_DIRECTIONS_: Reproduce all entries precisely, down to the last character.

(Entries from a dataset)
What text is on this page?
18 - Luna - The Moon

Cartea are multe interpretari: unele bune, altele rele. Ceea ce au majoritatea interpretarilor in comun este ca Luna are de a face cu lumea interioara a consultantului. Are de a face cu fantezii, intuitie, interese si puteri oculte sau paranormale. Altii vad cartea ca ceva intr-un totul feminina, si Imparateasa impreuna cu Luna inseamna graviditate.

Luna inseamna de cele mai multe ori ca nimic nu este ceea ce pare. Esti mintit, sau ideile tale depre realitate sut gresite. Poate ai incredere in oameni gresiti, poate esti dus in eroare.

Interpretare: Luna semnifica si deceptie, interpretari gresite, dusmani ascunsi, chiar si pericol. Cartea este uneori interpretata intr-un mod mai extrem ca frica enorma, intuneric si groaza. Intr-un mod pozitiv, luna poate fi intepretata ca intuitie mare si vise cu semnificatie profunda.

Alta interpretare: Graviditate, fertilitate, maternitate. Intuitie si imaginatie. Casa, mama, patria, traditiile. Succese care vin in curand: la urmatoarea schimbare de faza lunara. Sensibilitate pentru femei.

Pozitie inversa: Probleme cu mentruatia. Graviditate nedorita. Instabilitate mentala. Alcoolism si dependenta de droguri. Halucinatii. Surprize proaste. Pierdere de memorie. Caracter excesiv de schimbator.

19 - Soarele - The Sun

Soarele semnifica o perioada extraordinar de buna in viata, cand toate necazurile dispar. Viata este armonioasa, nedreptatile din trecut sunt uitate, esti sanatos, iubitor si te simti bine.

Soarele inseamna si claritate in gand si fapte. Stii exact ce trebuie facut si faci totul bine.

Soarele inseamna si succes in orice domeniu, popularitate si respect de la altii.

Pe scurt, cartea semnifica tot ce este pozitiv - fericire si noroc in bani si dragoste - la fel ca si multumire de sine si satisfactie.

_WORKED SOLUTION_:
What text is on this page?
18 - Luna - The Moon

Cartea are multe interpretari: unele bune, altele rele. Ceea ce au majoritatea interpretarilor in comun este ca Luna are de a face cu lumea interioara a consultantului. Are de a face cu fantezii, intuitie, interese si puteri oculte sau paranormale. Altii vad cartea ca ceva intr-un totul feminina, si Imparateasa impreuna cu Luna inseamna graviditate.

Luna inseamna de cele mai multe ori ca nimic nu este ceea ce pare. Esti mintit, sau ideile tale depre realitate sut gresite. Poate ai incredere in oameni gresiti, poate esti dus in eroare.

Interpretare: Luna semnifica si deceptie, interpretari gresite, dusmani ascunsi, chiar si pericol. Cartea este uneori interpretata intr-un mod mai extrem ca frica enorma, intuneric si groaza. Intr-un mod pozitiv, luna poate fi intepretata ca intuitie mare si vise cu semnificatie profunda.

Alta interpretare: Graviditate, fertilitate, maternitate. Intuitie si imaginatie. Casa, mama, patria, traditiile. Succese care vin in curand: la urmatoarea schimbare de faza lunara. Sensibilitate pentru femei.

Pozitie inversa: Probleme cu mentruatia. Graviditate nedorita. Instabilitate mentala. Alcoolism si dependenta de droguri. Halucinatii. Surprize proaste. Pierdere de memorie. Caracter excesiv de schimbator.

19 - Soarele - The Sun

Soarele semnifica o perioada extraordinar de buna in viata, cand toate necazurile dispar. Viata este armonioasa, nedreptatile din trecut sunt uitate, esti sanatos, iubitor si te simti bine.

Soarele inseamna si claritate in gand si fapte. Stii exact ce trebuie facut si faci totul bine.

Soarele inseamna si succes in orice domeniu, popularitate si respect de la altii.

Pe scurt, cartea semnifica tot ce este pozitiv - fericire si noroc in bani si dragoste - la fel ca si multumire de sine si satisfactie.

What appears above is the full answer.